THE TASK — Return the full material exactly.

TASK MATERIAL —
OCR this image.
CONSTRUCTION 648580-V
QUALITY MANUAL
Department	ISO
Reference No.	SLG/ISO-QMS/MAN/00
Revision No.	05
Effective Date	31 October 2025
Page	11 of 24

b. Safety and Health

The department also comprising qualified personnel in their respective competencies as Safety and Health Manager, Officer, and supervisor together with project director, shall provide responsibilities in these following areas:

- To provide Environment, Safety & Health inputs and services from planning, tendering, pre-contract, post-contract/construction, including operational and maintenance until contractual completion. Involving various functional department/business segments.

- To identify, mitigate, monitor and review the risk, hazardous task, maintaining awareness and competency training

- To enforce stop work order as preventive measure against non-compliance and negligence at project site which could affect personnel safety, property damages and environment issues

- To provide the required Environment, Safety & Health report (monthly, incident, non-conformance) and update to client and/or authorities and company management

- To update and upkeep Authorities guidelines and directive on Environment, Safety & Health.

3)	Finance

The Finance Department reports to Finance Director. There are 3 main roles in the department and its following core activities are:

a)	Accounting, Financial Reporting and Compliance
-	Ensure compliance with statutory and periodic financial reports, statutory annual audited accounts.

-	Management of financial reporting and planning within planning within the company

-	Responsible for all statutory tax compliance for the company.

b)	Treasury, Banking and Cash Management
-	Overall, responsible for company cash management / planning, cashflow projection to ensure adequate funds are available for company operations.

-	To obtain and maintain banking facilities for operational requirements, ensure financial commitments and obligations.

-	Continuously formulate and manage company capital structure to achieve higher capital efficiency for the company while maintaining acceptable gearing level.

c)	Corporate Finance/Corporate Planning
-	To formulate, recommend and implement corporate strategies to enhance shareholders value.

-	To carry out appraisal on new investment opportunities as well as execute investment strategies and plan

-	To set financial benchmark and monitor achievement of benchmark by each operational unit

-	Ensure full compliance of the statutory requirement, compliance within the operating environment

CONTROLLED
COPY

RESULT FOR THIS EXERCISE —
OCR this image.
CONSTRUCTION 648580-V
QUALITY MANUAL
Department	ISO
Reference No.	SLG/ISO-QMS/MAN/00
Revision No.	05
Effective Date	31 October 2025
Page	11 of 24

b. Safety and Health

The department also comprising qualified personnel in their respective competencies as Safety and Health Manager, Officer, and supervisor together with project director, shall provide responsibilities in these following areas:

- To provide Environment, Safety & Health inputs and services from planning, tendering, pre-contract, post-contract/construction, including operational and maintenance until contractual completion. Involving various functional department/business segments.

- To identify, mitigate, monitor and review the risk, hazardous task, maintaining awareness and competency training

- To enforce stop work order as preventive measure against non-compliance and negligence at project site which could affect personnel safety, property damages and environment issues

- To provide the required Environment, Safety & Health report (monthly, incident, non-conformance) and update to client and/or authorities and company management

- To update and upkeep Authorities guidelines and directive on Environment, Safety & Health.

3)	Finance

The Finance Department reports to Finance Director. There are 3 main roles in the department and its following core activities are:

a)	Accounting, Financial Reporting and Compliance
-	Ensure compliance with statutory and periodic financial reports, statutory annual audited accounts.

-	Management of financial reporting and planning within planning within the company

-	Responsible for all statutory tax compliance for the company.

b)	Treasury, Banking and Cash Management
-	Overall, responsible for company cash management / planning, cashflow projection to ensure adequate funds are available for company operations.

-	To obtain and maintain banking facilities for operational requirements, ensure financial commitments and obligations.

-	Continuously formulate and manage company capital structure to achieve higher capital efficiency for the company while maintaining acceptable gearing level.

c)	Corporate Finance/Corporate Planning
-	To formulate, recommend and implement corporate strategies to enhance shareholders value.

-	To carry out appraisal on new investment opportunities as well as execute investment strategies and plan

-	To set financial benchmark and monitor achievement of benchmark by each operational unit

-	Ensure full compliance of the statutory requirement, compliance within the operating environment

CONTROLLED
COPY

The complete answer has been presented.